■ **Stored entries**
══════
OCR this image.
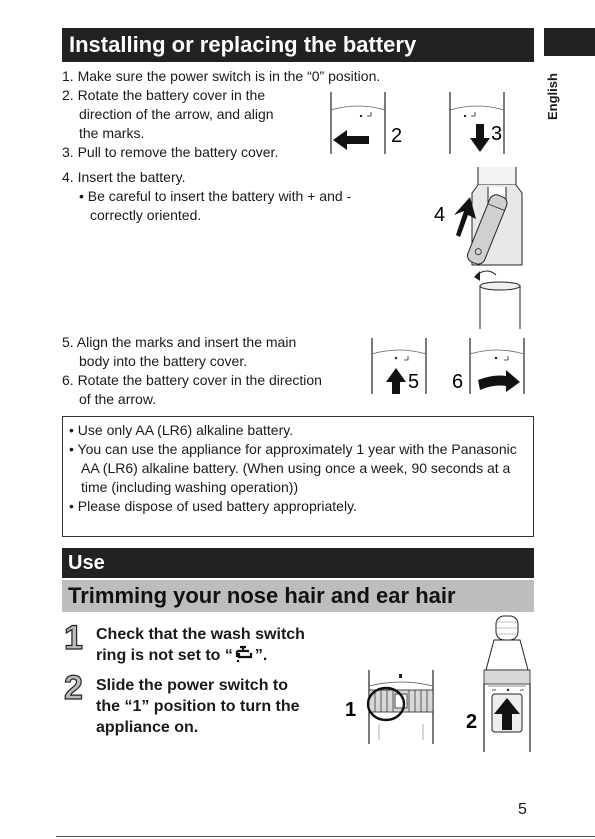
Installing or replacing the battery
English
1. Make sure the power switch is in the “0” position.
2. Rotate the battery cover in the
direction of the arrow, and align
the marks.
3. Pull to remove the battery cover.
2	3
4. Insert the battery.
• Be careful to insert the battery with + and -
correctly oriented.	4
5. Align the marks and insert the main
body into the battery cover.
6. Rotate the battery cover in the direction
of the arrow.
5 6
• Use only AA (LR6) alkaline battery.
• You can use the appliance for approximately 1 year with the Panasonic AA (LR6) alkaline battery. (When using once a week, 90 seconds at a time (including washing operation))
• Please dispose of used battery appropriately.
Use
Trimming your nose hair and ear hair
1 Check that the wash switch
ring is not set to “ ”.
2 Slide the power switch to
the “1” position to turn the
appliance on.
1
2
5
══════
■ **What you need to do**
Without the pictures, write out the whole listing above exactly as it appears.

■ **Response to the task**
OCR this image.
Installing or replacing the battery
English
1. Make sure the power switch is in the “0” position.
2. Rotate the battery cover in the
direction of the arrow, and align
the marks.
3. Pull to remove the battery cover.
2	3
4. Insert the battery.
• Be careful to insert the battery with + and -
correctly oriented.	4
5. Align the marks and insert the main
body into the battery cover.
6. Rotate the battery cover in the direction
of the arrow.
5 6
• Use only AA (LR6) alkaline battery.
• You can use the appliance for approximately 1 year with the Panasonic AA (LR6) alkaline battery. (When using once a week, 90 seconds at a time (including washing operation))
• Please dispose of used battery appropriately.
Use
Trimming your nose hair and ear hair
1 Check that the wash switch
ring is not set to “ ”.
2 Slide the power switch to
the “1” position to turn the
appliance on.
1
2
5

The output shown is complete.